Reproduce each line of the material precisely.

# # # #

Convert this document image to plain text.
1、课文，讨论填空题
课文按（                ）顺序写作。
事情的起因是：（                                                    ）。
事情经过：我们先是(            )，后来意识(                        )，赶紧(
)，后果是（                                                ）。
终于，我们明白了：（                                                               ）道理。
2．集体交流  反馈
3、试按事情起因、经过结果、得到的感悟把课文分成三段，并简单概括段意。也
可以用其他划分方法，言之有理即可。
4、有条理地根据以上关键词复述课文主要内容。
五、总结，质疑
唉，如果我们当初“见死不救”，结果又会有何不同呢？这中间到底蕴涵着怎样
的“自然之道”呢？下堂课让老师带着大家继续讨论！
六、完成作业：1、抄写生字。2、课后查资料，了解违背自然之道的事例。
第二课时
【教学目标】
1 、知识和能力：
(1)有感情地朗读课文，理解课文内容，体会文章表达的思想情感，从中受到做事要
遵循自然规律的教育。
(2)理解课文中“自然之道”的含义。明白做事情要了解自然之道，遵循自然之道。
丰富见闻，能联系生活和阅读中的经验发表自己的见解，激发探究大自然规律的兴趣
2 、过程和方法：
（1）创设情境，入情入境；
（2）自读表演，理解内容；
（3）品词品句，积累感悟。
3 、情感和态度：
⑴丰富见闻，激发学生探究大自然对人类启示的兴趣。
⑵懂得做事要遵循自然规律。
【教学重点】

# # # #

TASK ANSWER
Convert this document image to plain text.
1、课文，讨论填空题
课文按（                ）顺序写作。
事情的起因是：（                                                    ）。
事情经过：我们先是(            )，后来意识(                        )，赶紧(
)，后果是（                                                ）。
终于，我们明白了：（                                                               ）道理。
2．集体交流  反馈
3、试按事情起因、经过结果、得到的感悟把课文分成三段，并简单概括段意。也
可以用其他划分方法，言之有理即可。
4、有条理地根据以上关键词复述课文主要内容。
五、总结，质疑
唉，如果我们当初“见死不救”，结果又会有何不同呢？这中间到底蕴涵着怎样
的“自然之道”呢？下堂课让老师带着大家继续讨论！
六、完成作业：1、抄写生字。2、课后查资料，了解违背自然之道的事例。
第二课时
【教学目标】
1 、知识和能力：
(1)有感情地朗读课文，理解课文内容，体会文章表达的思想情感，从中受到做事要
遵循自然规律的教育。
(2)理解课文中“自然之道”的含义。明白做事情要了解自然之道，遵循自然之道。
丰富见闻，能联系生活和阅读中的经验发表自己的见解，激发探究大自然规律的兴趣
2 、过程和方法：
（1）创设情境，入情入境；
（2）自读表演，理解内容；
（3）品词品句，积累感悟。
3 、情感和态度：
⑴丰富见闻，激发学生探究大自然对人类启示的兴趣。
⑵懂得做事要遵循自然规律。
【教学重点】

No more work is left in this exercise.